• _DIRECTION_: For each line of the data below that holds "Predicted", copy the line.

__________________________________________________

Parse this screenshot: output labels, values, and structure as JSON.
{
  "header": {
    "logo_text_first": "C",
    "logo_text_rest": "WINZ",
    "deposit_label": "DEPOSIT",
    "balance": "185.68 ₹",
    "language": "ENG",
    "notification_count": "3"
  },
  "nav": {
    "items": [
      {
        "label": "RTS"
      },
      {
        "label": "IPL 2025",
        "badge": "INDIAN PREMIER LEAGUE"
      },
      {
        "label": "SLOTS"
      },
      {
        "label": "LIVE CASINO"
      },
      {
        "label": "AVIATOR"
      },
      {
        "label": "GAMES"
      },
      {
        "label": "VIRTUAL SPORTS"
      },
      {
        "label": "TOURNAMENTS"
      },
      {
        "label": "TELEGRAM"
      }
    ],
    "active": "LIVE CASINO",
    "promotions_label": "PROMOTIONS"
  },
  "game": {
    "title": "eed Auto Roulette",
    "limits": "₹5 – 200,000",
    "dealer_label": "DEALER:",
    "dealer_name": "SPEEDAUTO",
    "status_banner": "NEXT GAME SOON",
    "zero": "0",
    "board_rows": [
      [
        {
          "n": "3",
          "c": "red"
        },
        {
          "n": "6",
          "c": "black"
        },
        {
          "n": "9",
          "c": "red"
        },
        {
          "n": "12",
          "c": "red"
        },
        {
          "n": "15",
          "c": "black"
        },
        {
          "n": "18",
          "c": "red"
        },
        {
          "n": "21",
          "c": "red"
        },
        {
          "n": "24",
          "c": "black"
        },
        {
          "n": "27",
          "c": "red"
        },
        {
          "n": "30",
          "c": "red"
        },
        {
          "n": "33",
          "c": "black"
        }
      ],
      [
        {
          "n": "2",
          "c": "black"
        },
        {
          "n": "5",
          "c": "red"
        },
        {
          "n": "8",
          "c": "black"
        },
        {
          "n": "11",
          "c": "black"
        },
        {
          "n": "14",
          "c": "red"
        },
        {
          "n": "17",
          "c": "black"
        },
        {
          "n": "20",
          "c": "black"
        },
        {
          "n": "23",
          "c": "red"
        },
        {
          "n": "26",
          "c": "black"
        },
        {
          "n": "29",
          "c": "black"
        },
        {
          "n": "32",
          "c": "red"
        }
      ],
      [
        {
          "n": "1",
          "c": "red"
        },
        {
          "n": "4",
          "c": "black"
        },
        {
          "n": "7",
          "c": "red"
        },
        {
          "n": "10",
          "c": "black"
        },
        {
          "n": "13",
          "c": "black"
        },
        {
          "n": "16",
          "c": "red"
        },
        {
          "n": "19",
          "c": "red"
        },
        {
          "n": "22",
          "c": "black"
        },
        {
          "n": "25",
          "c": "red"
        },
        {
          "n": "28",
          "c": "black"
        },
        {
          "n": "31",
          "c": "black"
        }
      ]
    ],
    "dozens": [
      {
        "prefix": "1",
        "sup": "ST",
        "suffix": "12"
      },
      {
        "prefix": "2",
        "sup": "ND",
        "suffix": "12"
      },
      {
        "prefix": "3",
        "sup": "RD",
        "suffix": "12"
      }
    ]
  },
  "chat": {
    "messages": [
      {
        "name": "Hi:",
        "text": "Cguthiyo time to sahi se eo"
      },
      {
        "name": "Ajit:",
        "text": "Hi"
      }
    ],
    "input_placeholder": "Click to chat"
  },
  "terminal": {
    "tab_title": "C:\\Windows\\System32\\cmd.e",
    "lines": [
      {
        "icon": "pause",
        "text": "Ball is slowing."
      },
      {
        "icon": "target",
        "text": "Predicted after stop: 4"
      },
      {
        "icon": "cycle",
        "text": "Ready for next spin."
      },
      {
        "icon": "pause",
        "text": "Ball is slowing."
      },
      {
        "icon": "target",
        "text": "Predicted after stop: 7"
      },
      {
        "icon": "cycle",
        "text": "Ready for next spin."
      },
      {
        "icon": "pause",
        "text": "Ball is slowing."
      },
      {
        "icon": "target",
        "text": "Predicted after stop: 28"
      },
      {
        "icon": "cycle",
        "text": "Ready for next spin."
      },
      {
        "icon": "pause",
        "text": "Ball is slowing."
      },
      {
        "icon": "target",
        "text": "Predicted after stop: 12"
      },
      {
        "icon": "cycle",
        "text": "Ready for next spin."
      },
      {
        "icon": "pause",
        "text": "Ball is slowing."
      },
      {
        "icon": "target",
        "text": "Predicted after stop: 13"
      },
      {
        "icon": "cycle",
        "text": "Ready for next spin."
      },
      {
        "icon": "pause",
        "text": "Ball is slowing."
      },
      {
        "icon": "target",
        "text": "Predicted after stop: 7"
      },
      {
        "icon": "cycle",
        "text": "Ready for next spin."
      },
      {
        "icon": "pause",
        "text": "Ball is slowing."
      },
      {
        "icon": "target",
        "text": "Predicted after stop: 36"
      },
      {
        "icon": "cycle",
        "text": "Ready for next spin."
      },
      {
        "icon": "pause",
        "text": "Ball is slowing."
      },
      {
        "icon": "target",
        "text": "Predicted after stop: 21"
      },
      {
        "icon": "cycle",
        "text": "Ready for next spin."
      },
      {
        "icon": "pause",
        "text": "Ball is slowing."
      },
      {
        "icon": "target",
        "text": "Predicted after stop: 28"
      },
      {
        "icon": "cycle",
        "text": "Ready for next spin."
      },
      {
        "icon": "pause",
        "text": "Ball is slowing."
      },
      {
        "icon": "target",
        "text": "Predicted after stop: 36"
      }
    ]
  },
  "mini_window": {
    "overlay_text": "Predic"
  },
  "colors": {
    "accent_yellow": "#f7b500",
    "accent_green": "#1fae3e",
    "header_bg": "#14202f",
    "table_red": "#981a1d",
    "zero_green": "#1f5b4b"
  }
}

__________________________________________________

• _THE ANSWER_:
        "text": "Predicted after stop: 4"
        "text": "Predicted after stop: 7"
        "text": "Predicted after stop: 28"
        "text": "Predicted after stop: 12"
        "text": "Predicted after stop: 13"
        "text": "Predicted after stop: 7"
        "text": "Predicted after stop: 36"
        "text": "Predicted after stop: 21"
        "text": "Predicted after stop: 28"
        "text": "Predicted after stop: 36"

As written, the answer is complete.